Set problem —
Are you able to retype all the records below exactly?

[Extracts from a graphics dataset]
+-------+

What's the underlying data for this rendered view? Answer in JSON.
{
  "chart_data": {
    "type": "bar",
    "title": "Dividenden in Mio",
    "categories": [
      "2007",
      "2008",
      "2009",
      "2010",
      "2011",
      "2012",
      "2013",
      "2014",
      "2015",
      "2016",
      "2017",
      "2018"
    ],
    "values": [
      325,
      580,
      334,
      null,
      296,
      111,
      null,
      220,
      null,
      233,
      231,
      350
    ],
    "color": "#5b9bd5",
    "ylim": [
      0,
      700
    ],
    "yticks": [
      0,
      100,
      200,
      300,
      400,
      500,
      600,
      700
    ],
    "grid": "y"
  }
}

+-------+

Task solution —
What's the underlying data for this rendered view? Answer in JSON.
{
  "chart_data": {
    "type": "bar",
    "title": "Dividenden in Mio",
    "categories": [
      "2007",
      "2008",
      "2009",
      "2010",
      "2011",
      "2012",
      "2013",
      "2014",
      "2015",
      "2016",
      "2017",
      "2018"
    ],
    "values": [
      325,
      580,
      334,
      null,
      296,
      111,
      null,
      220,
      null,
      233,
      231,
      350
    ],
    "color": "#5b9bd5",
    "ylim": [
      0,
      700
    ],
    "yticks": [
      0,
      100,
      200,
      300,
      400,
      500,
      600,
      700
    ],
    "grid": "y"
  }
}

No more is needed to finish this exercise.